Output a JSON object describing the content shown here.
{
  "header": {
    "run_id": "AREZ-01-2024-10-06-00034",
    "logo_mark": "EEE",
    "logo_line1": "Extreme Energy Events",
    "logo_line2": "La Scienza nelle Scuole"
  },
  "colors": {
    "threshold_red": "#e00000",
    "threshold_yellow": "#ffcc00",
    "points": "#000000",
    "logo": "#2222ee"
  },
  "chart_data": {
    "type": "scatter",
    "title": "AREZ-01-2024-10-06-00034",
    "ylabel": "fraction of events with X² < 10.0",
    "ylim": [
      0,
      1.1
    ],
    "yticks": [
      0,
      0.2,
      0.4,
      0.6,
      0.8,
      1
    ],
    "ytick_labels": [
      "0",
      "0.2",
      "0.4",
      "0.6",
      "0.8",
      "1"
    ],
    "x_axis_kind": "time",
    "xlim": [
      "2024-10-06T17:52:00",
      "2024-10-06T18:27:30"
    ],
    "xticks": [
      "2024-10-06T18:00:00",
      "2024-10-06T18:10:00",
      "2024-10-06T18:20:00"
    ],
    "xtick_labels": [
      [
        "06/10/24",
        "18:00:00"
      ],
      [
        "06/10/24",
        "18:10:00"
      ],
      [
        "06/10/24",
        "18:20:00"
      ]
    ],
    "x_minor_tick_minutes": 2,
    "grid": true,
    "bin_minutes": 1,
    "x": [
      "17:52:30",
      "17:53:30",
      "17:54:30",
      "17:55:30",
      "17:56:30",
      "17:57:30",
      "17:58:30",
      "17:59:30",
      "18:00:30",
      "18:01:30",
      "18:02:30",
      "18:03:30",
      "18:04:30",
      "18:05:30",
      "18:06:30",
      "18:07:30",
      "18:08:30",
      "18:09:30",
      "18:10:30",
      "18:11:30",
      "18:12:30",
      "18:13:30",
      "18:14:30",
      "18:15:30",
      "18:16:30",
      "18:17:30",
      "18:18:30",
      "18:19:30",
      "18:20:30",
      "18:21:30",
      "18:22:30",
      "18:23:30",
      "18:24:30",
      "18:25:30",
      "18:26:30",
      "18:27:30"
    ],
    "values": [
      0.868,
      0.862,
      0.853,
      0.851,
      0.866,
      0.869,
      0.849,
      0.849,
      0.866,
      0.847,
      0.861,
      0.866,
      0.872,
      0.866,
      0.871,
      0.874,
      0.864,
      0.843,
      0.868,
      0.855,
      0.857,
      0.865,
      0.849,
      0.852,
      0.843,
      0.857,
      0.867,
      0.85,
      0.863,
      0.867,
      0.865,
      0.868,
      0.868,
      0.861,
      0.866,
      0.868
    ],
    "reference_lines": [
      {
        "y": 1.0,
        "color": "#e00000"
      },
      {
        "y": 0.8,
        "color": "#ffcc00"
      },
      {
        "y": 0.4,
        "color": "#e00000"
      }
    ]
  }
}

**GIVEN INSTRUCTION**
Pick out and copy every line that contains the word "AREZ".

**REPLY TO THE TASK**
    "run_id": "AREZ-01-2024-10-06-00034",
    "title": "AREZ-01-2024-10-06-00034",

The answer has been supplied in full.